# Task
Write out the listing below without alteration, omitting its pictures.

* begin *

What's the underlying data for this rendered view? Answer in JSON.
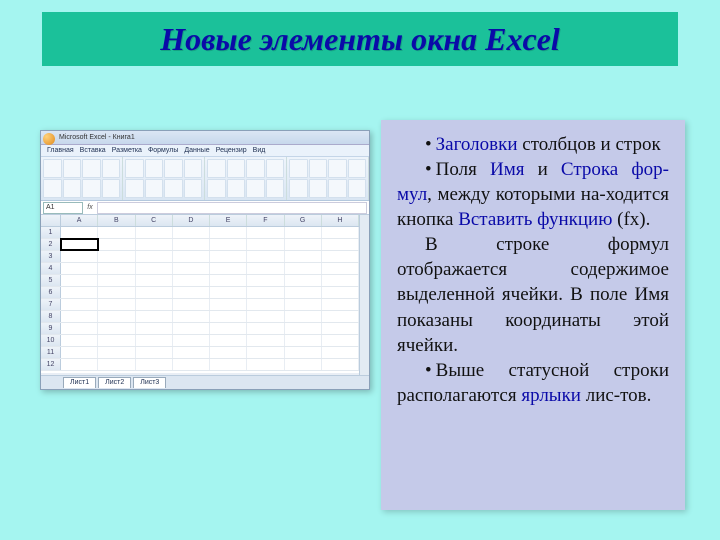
{
  "title": "Новые элементы окна Excel",
  "excel": {
    "app_title": "Microsoft Excel - Книга1",
    "menus": [
      "Главная",
      "Вставка",
      "Разметка",
      "Формулы",
      "Данные",
      "Рецензир",
      "Вид"
    ],
    "name_box": "A1",
    "fx_label": "fx",
    "columns": [
      "A",
      "B",
      "C",
      "D",
      "E",
      "F",
      "G",
      "H"
    ],
    "row_count": 12,
    "sheet_tabs": [
      "Лист1",
      "Лист2",
      "Лист3"
    ]
  },
  "bullets": {
    "b1_hl": "Заголовки",
    "b1_rest": " столбцов и строк",
    "b2_a": "Поля ",
    "b2_hl1": "Имя",
    "b2_b": " и ",
    "b2_hl2": "Строка фор-мул",
    "b2_c": ", между которыми на-ходится кнопка ",
    "b2_hl3": "Вставить функцию",
    "b2_d": " (fx).",
    "p3": "В строке формул отображается содержимое выделенной ячейки. В поле Имя показаны координаты этой ячейки.",
    "b4_a": "Выше статусной строки располагаются ",
    "b4_hl": "ярлыки",
    "b4_b": " лис-тов."
  }
}
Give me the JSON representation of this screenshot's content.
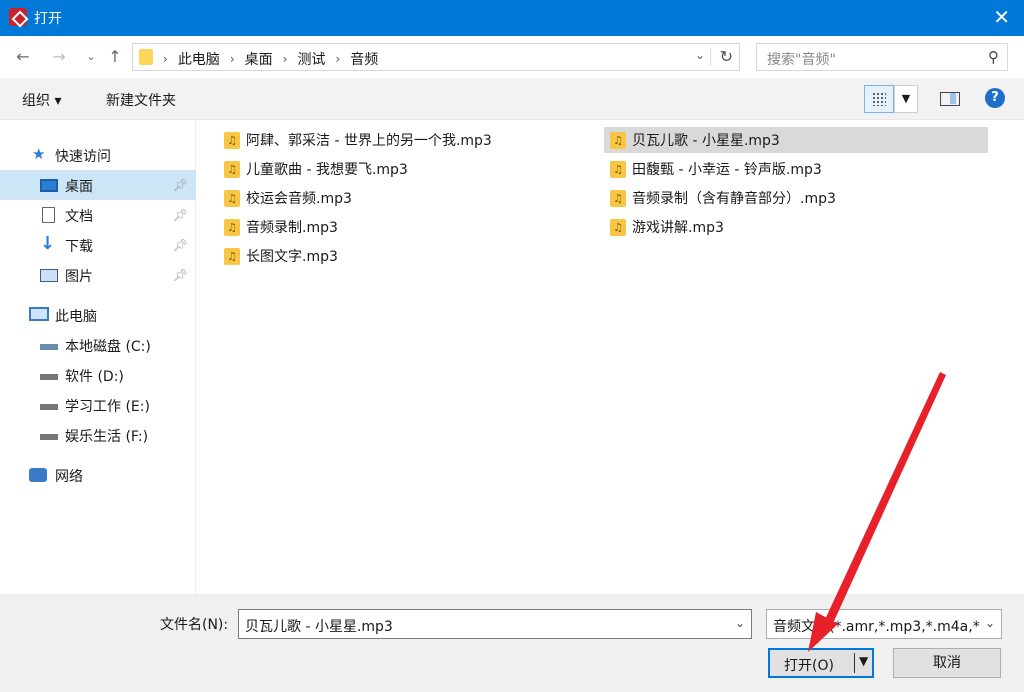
{
  "window": {
    "title": "打开",
    "close_icon": "close-icon"
  },
  "nav": {
    "breadcrumbs": [
      "此电脑",
      "桌面",
      "测试",
      "音频"
    ],
    "search_placeholder": "搜索\"音频\""
  },
  "toolbar": {
    "organize": "组织 ▾",
    "new_folder": "新建文件夹",
    "help": "?"
  },
  "sidebar": {
    "quick_access": "快速访问",
    "quick_items": [
      "桌面",
      "文档",
      "下载",
      "图片"
    ],
    "this_pc": "此电脑",
    "drives": [
      "本地磁盘 (C:)",
      "软件 (D:)",
      "学习工作 (E:)",
      "娱乐生活 (F:)"
    ],
    "network": "网络"
  },
  "files": {
    "col1": [
      "阿肆、郭采洁 - 世界上的另一个我.mp3",
      "儿童歌曲 - 我想要飞.mp3",
      "校运会音频.mp3",
      "音频录制.mp3",
      "长图文字.mp3"
    ],
    "col2": [
      "贝瓦儿歌 - 小星星.mp3",
      "田馥甄 - 小幸运 - 铃声版.mp3",
      "音频录制（含有静音部分）.mp3",
      "游戏讲解.mp3"
    ],
    "selected": "贝瓦儿歌 - 小星星.mp3"
  },
  "bottom": {
    "filename_label": "文件名(N):",
    "filename_value": "贝瓦儿歌 - 小星星.mp3",
    "filetype_value": "音频文件(*.amr,*.mp3,*.m4a,*",
    "open_label": "打开(O)",
    "cancel_label": "取消"
  },
  "colors": {
    "titlebar": "#0078d7",
    "selection": "#cde6f7",
    "annotation_arrow": "#e8202a"
  }
}
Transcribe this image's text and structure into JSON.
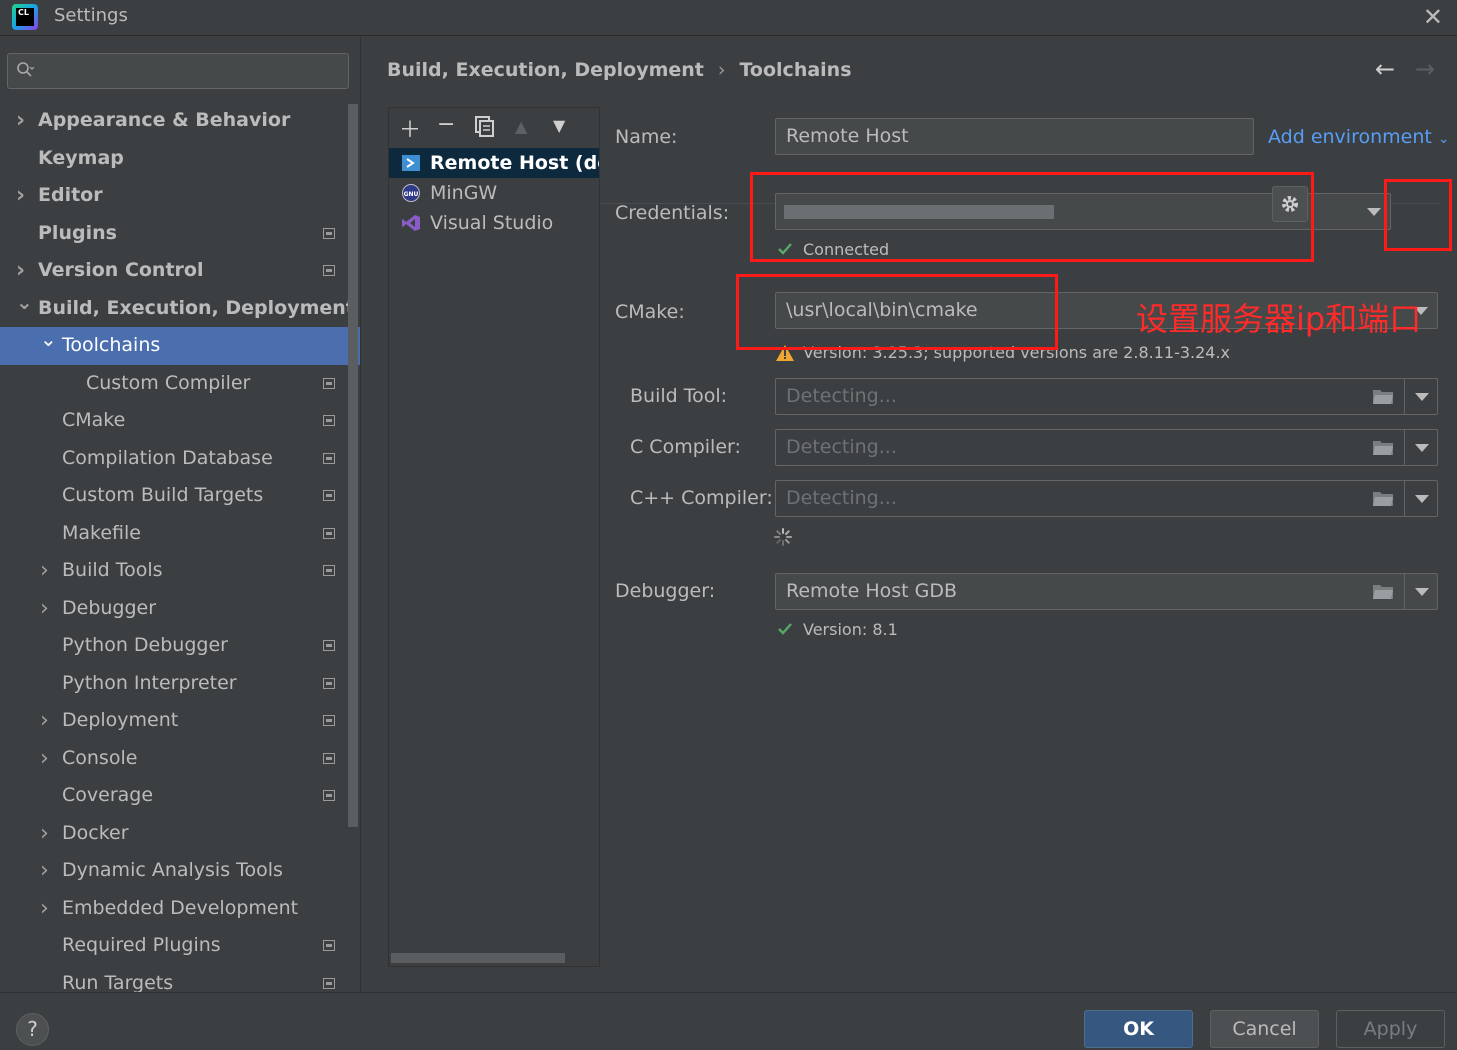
{
  "window": {
    "title": "Settings",
    "app_icon_text": "CL"
  },
  "search": {
    "placeholder": ""
  },
  "sidebar": {
    "items": [
      {
        "label": "Appearance & Behavior",
        "level": 0,
        "expandable": true,
        "expanded": false,
        "bold": true,
        "project": false
      },
      {
        "label": "Keymap",
        "level": 0,
        "expandable": false,
        "bold": true,
        "project": false
      },
      {
        "label": "Editor",
        "level": 0,
        "expandable": true,
        "expanded": false,
        "bold": true,
        "project": false
      },
      {
        "label": "Plugins",
        "level": 0,
        "expandable": false,
        "bold": true,
        "project": true
      },
      {
        "label": "Version Control",
        "level": 0,
        "expandable": true,
        "expanded": false,
        "bold": true,
        "project": true
      },
      {
        "label": "Build, Execution, Deployment",
        "level": 0,
        "expandable": true,
        "expanded": true,
        "bold": true,
        "project": false
      },
      {
        "label": "Toolchains",
        "level": 1,
        "expandable": true,
        "expanded": true,
        "selected": true,
        "project": false
      },
      {
        "label": "Custom Compiler",
        "level": 2,
        "expandable": false,
        "project": true
      },
      {
        "label": "CMake",
        "level": 1,
        "expandable": false,
        "project": true
      },
      {
        "label": "Compilation Database",
        "level": 1,
        "expandable": false,
        "project": true
      },
      {
        "label": "Custom Build Targets",
        "level": 1,
        "expandable": false,
        "project": true
      },
      {
        "label": "Makefile",
        "level": 1,
        "expandable": false,
        "project": true
      },
      {
        "label": "Build Tools",
        "level": 1,
        "expandable": true,
        "expanded": false,
        "project": true
      },
      {
        "label": "Debugger",
        "level": 1,
        "expandable": true,
        "expanded": false,
        "project": false
      },
      {
        "label": "Python Debugger",
        "level": 1,
        "expandable": false,
        "project": true
      },
      {
        "label": "Python Interpreter",
        "level": 1,
        "expandable": false,
        "project": true
      },
      {
        "label": "Deployment",
        "level": 1,
        "expandable": true,
        "expanded": false,
        "project": true
      },
      {
        "label": "Console",
        "level": 1,
        "expandable": true,
        "expanded": false,
        "project": true
      },
      {
        "label": "Coverage",
        "level": 1,
        "expandable": false,
        "project": true
      },
      {
        "label": "Docker",
        "level": 1,
        "expandable": true,
        "expanded": false,
        "project": false
      },
      {
        "label": "Dynamic Analysis Tools",
        "level": 1,
        "expandable": true,
        "expanded": false,
        "project": false
      },
      {
        "label": "Embedded Development",
        "level": 1,
        "expandable": true,
        "expanded": false,
        "project": false
      },
      {
        "label": "Required Plugins",
        "level": 1,
        "expandable": false,
        "project": true
      },
      {
        "label": "Run Targets",
        "level": 1,
        "expandable": false,
        "project": true
      }
    ]
  },
  "breadcrumb": {
    "parent": "Build, Execution, Deployment",
    "separator": "›",
    "current": "Toolchains"
  },
  "toolchains": {
    "items": [
      {
        "label": "Remote Host (defa",
        "icon": "remote-host-icon",
        "selected": true
      },
      {
        "label": "MinGW",
        "icon": "gnu-icon",
        "selected": false
      },
      {
        "label": "Visual Studio",
        "icon": "visual-studio-icon",
        "selected": false
      }
    ]
  },
  "form": {
    "name_label": "Name:",
    "name_value": "Remote Host",
    "add_environment": "Add environment",
    "credentials_label": "Credentials:",
    "credentials_status": "Connected",
    "cmake_label": "CMake:",
    "cmake_value": "\\usr\\local\\bin\\cmake",
    "cmake_warning": "Version: 3.25.3; supported versions are 2.8.11-3.24.x",
    "build_tool_label": "Build Tool:",
    "build_tool_placeholder": "Detecting...",
    "c_compiler_label": "C Compiler:",
    "c_compiler_placeholder": "Detecting...",
    "cpp_compiler_label": "C++ Compiler:",
    "cpp_compiler_placeholder": "Detecting...",
    "debugger_label": "Debugger:",
    "debugger_value": "Remote Host GDB",
    "debugger_version": "Version: 8.1"
  },
  "annotation": {
    "text": "设置服务器ip和端口",
    "color": "#ff2a2a"
  },
  "buttons": {
    "ok": "OK",
    "cancel": "Cancel",
    "apply": "Apply",
    "help": "?"
  },
  "colors": {
    "selection": "#4b6eaf",
    "link": "#589df6",
    "primary_button": "#365880",
    "success": "#59a869",
    "warning": "#f0a732"
  }
}
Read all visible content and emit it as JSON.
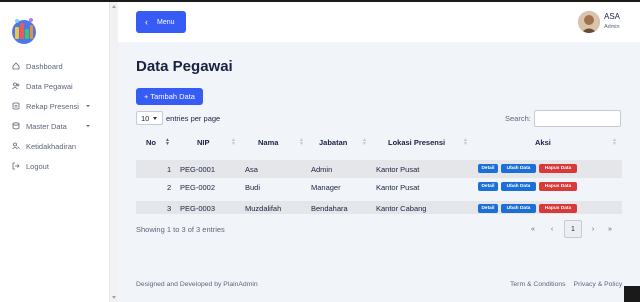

* end *

# Answer below
What's the underlying data for this rendered view? Answer in JSON.
{
  "title": "Новые элементы окна Excel",
  "excel": {
    "app_title": "Microsoft Excel - Книга1",
    "menus": [
      "Главная",
      "Вставка",
      "Разметка",
      "Формулы",
      "Данные",
      "Рецензир",
      "Вид"
    ],
    "name_box": "A1",
    "fx_label": "fx",
    "columns": [
      "A",
      "B",
      "C",
      "D",
      "E",
      "F",
      "G",
      "H"
    ],
    "row_count": 12,
    "sheet_tabs": [
      "Лист1",
      "Лист2",
      "Лист3"
    ]
  },
  "bullets": {
    "b1_hl": "Заголовки",
    "b1_rest": " столбцов и строк",
    "b2_a": "Поля ",
    "b2_hl1": "Имя",
    "b2_b": " и ",
    "b2_hl2": "Строка фор-мул",
    "b2_c": ", между которыми на-ходится кнопка ",
    "b2_hl3": "Вставить функцию",
    "b2_d": " (fx).",
    "p3": "В строке формул отображается содержимое выделенной ячейки. В поле Имя показаны координаты этой ячейки.",
    "b4_a": "Выше статусной строки располагаются ",
    "b4_hl": "ярлыки",
    "b4_b": " лис-тов."
  }
}
Give me the JSON representation of this screenshot's content.
{
  "window": {
    "title": "打开",
    "close_icon": "close-icon"
  },
  "nav": {
    "breadcrumbs": [
      "此电脑",
      "桌面",
      "测试",
      "音频"
    ],
    "search_placeholder": "搜索\"音频\""
  },
  "toolbar": {
    "organize": "组织 ▾",
    "new_folder": "新建文件夹",
    "help": "?"
  },
  "sidebar": {
    "quick_access": "快速访问",
    "quick_items": [
      "桌面",
      "文档",
      "下载",
      "图片"
    ],
    "this_pc": "此电脑",
    "drives": [
      "本地磁盘 (C:)",
      "软件 (D:)",
      "学习工作 (E:)",
      "娱乐生活 (F:)"
    ],
    "network": "网络"
  },
  "files": {
    "col1": [
      "阿肆、郭采洁 - 世界上的另一个我.mp3",
      "儿童歌曲 - 我想要飞.mp3",
      "校运会音频.mp3",
      "音频录制.mp3",
      "长图文字.mp3"
    ],
    "col2": [
      "贝瓦儿歌 - 小星星.mp3",
      "田馥甄 - 小幸运 - 铃声版.mp3",
      "音频录制（含有静音部分）.mp3",
      "游戏讲解.mp3"
    ],
    "selected": "贝瓦儿歌 - 小星星.mp3"
  },
  "bottom": {
    "filename_label": "文件名(N):",
    "filename_value": "贝瓦儿歌 - 小星星.mp3",
    "filetype_value": "音频文件(*.amr,*.mp3,*.m4a,*",
    "open_label": "打开(O)",
    "cancel_label": "取消"
  },
  "colors": {
    "titlebar": "#0078d7",
    "selection": "#cde6f7",
    "annotation_arrow": "#e8202a"
  }
}
Transcribe this image's text and structure into JSON.
{
  "window": {
    "title": "Settings",
    "app_icon_text": "CL"
  },
  "search": {
    "placeholder": ""
  },
  "sidebar": {
    "items": [
      {
        "label": "Appearance & Behavior",
        "level": 0,
        "expandable": true,
        "expanded": false,
        "bold": true,
        "project": false
      },
      {
        "label": "Keymap",
        "level": 0,
        "expandable": false,
        "bold": true,
        "project": false
      },
      {
        "label": "Editor",
        "level": 0,
        "expandable": true,
        "expanded": false,
        "bold": true,
        "project": false
      },
      {
        "label": "Plugins",
        "level": 0,
        "expandable": false,
        "bold": true,
        "project": true
      },
      {
        "label": "Version Control",
        "level": 0,
        "expandable": true,
        "expanded": false,
        "bold": true,
        "project": true
      },
      {
        "label": "Build, Execution, Deployment",
        "level": 0,
        "expandable": true,
        "expanded": true,
        "bold": true,
        "project": false
      },
      {
        "label": "Toolchains",
        "level": 1,
        "expandable": true,
        "expanded": true,
        "selected": true,
        "project": false
      },
      {
        "label": "Custom Compiler",
        "level": 2,
        "expandable": false,
        "project": true
      },
      {
        "label": "CMake",
        "level": 1,
        "expandable": false,
        "project": true
      },
      {
        "label": "Compilation Database",
        "level": 1,
        "expandable": false,
        "project": true
      },
      {
        "label": "Custom Build Targets",
        "level": 1,
        "expandable": false,
        "project": true
      },
      {
        "label": "Makefile",
        "level": 1,
        "expandable": false,
        "project": true
      },
      {
        "label": "Build Tools",
        "level": 1,
        "expandable": true,
        "expanded": false,
        "project": true
      },
      {
        "label": "Debugger",
        "level": 1,
        "expandable": true,
        "expanded": false,
        "project": false
      },
      {
        "label": "Python Debugger",
        "level": 1,
        "expandable": false,
        "project": true
      },
      {
        "label": "Python Interpreter",
        "level": 1,
        "expandable": false,
        "project": true
      },
      {
        "label": "Deployment",
        "level": 1,
        "expandable": true,
        "expanded": false,
        "project": true
      },
      {
        "label": "Console",
        "level": 1,
        "expandable": true,
        "expanded": false,
        "project": true
      },
      {
        "label": "Coverage",
        "level": 1,
        "expandable": false,
        "project": true
      },
      {
        "label": "Docker",
        "level": 1,
        "expandable": true,
        "expanded": false,
        "project": false
      },
      {
        "label": "Dynamic Analysis Tools",
        "level": 1,
        "expandable": true,
        "expanded": false,
        "project": false
      },
      {
        "label": "Embedded Development",
        "level": 1,
        "expandable": true,
        "expanded": false,
        "project": false
      },
      {
        "label": "Required Plugins",
        "level": 1,
        "expandable": false,
        "project": true
      },
      {
        "label": "Run Targets",
        "level": 1,
        "expandable": false,
        "project": true
      }
    ]
  },
  "breadcrumb": {
    "parent": "Build, Execution, Deployment",
    "separator": "›",
    "current": "Toolchains"
  },
  "toolchains": {
    "items": [
      {
        "label": "Remote Host (defa",
        "icon": "remote-host-icon",
        "selected": true
      },
      {
        "label": "MinGW",
        "icon": "gnu-icon",
        "selected": false
      },
      {
        "label": "Visual Studio",
        "icon": "visual-studio-icon",
        "selected": false
      }
    ]
  },
  "form": {
    "name_label": "Name:",
    "name_value": "Remote Host",
    "add_environment": "Add environment",
    "credentials_label": "Credentials:",
    "credentials_status": "Connected",
    "cmake_label": "CMake:",
    "cmake_value": "\\usr\\local\\bin\\cmake",
    "cmake_warning": "Version: 3.25.3; supported versions are 2.8.11-3.24.x",
    "build_tool_label": "Build Tool:",
    "build_tool_placeholder": "Detecting...",
    "c_compiler_label": "C Compiler:",
    "c_compiler_placeholder": "Detecting...",
    "cpp_compiler_label": "C++ Compiler:",
    "cpp_compiler_placeholder": "Detecting...",
    "debugger_label": "Debugger:",
    "debugger_value": "Remote Host GDB",
    "debugger_version": "Version: 8.1"
  },
  "annotation": {
    "text": "设置服务器ip和端口",
    "color": "#ff2a2a"
  },
  "buttons": {
    "ok": "OK",
    "cancel": "Cancel",
    "apply": "Apply",
    "help": "?"
  },
  "colors": {
    "selection": "#4b6eaf",
    "link": "#589df6",
    "primary_button": "#365880",
    "success": "#59a869",
    "warning": "#f0a732"
  }
}
Read all visible content and emit it as JSON.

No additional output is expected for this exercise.